DATA EXCERPTS

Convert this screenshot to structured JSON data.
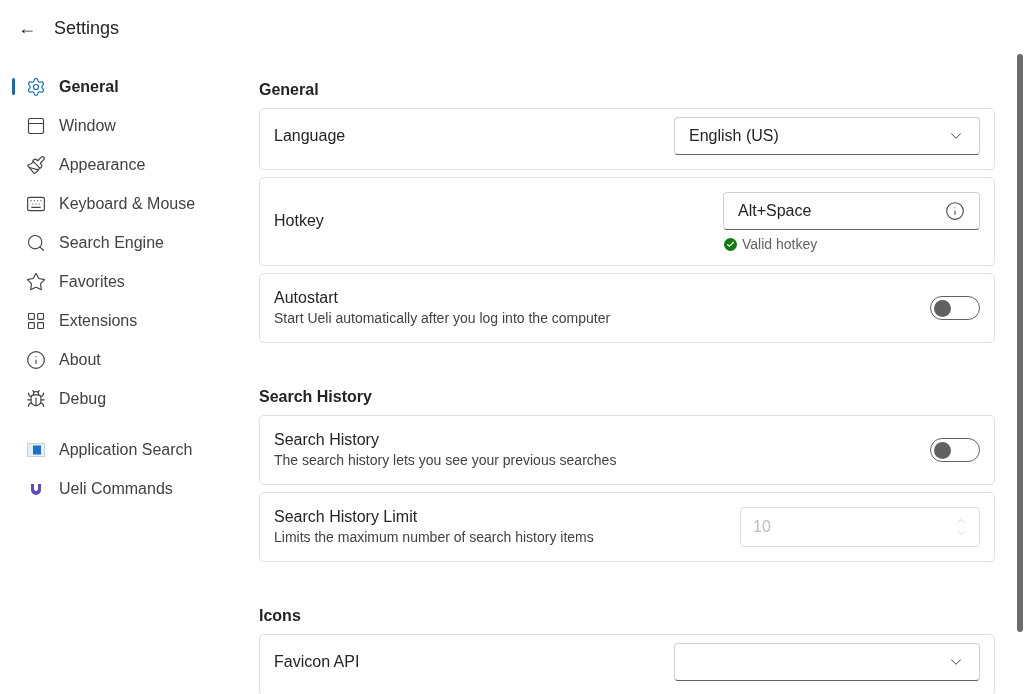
{
  "header": {
    "back": "←",
    "title": "Settings"
  },
  "nav": [
    {
      "label": "General",
      "selected": true
    },
    {
      "label": "Window",
      "selected": false
    },
    {
      "label": "Appearance",
      "selected": false
    },
    {
      "label": "Keyboard & Mouse",
      "selected": false
    },
    {
      "label": "Search Engine",
      "selected": false
    },
    {
      "label": "Favorites",
      "selected": false
    },
    {
      "label": "Extensions",
      "selected": false
    },
    {
      "label": "About",
      "selected": false
    },
    {
      "label": "Debug",
      "selected": false
    }
  ],
  "extensions": [
    {
      "label": "Application Search",
      "selected": false
    },
    {
      "label": "Ueli Commands",
      "selected": false
    }
  ],
  "sections": [
    {
      "title": "General",
      "settings": [
        {
          "kind": "select",
          "label": "Language",
          "value": "English (US)"
        },
        {
          "kind": "hotkey",
          "label": "Hotkey",
          "value": "Alt+Space",
          "validation": "Valid hotkey"
        },
        {
          "kind": "toggle",
          "label": "Autostart",
          "description": "Start Ueli automatically after you log into the computer",
          "on": false
        }
      ]
    },
    {
      "title": "Search History",
      "settings": [
        {
          "kind": "toggle",
          "label": "Search History",
          "description": "The search history lets you see your previous searches",
          "on": false
        },
        {
          "kind": "number",
          "label": "Search History Limit",
          "description": "Limits the maximum number of search history items",
          "value": "10",
          "disabled": true
        }
      ]
    },
    {
      "title": "Icons",
      "settings": [
        {
          "kind": "select",
          "label": "Favicon API"
        }
      ]
    }
  ]
}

PROBLEM STATEMENT
Print each line of the material above exactly, with the pictures removed from your copy.

OUTPUT
Convert this screenshot to structured JSON data.
{
  "header": {
    "back": "←",
    "title": "Settings"
  },
  "nav": [
    {
      "label": "General",
      "selected": true
    },
    {
      "label": "Window",
      "selected": false
    },
    {
      "label": "Appearance",
      "selected": false
    },
    {
      "label": "Keyboard & Mouse",
      "selected": false
    },
    {
      "label": "Search Engine",
      "selected": false
    },
    {
      "label": "Favorites",
      "selected": false
    },
    {
      "label": "Extensions",
      "selected": false
    },
    {
      "label": "About",
      "selected": false
    },
    {
      "label": "Debug",
      "selected": false
    }
  ],
  "extensions": [
    {
      "label": "Application Search",
      "selected": false
    },
    {
      "label": "Ueli Commands",
      "selected": false
    }
  ],
  "sections": [
    {
      "title": "General",
      "settings": [
        {
          "kind": "select",
          "label": "Language",
          "value": "English (US)"
        },
        {
          "kind": "hotkey",
          "label": "Hotkey",
          "value": "Alt+Space",
          "validation": "Valid hotkey"
        },
        {
          "kind": "toggle",
          "label": "Autostart",
          "description": "Start Ueli automatically after you log into the computer",
          "on": false
        }
      ]
    },
    {
      "title": "Search History",
      "settings": [
        {
          "kind": "toggle",
          "label": "Search History",
          "description": "The search history lets you see your previous searches",
          "on": false
        },
        {
          "kind": "number",
          "label": "Search History Limit",
          "description": "Limits the maximum number of search history items",
          "value": "10",
          "disabled": true
        }
      ]
    },
    {
      "title": "Icons",
      "settings": [
        {
          "kind": "select",
          "label": "Favicon API"
        }
      ]
    }
  ]
}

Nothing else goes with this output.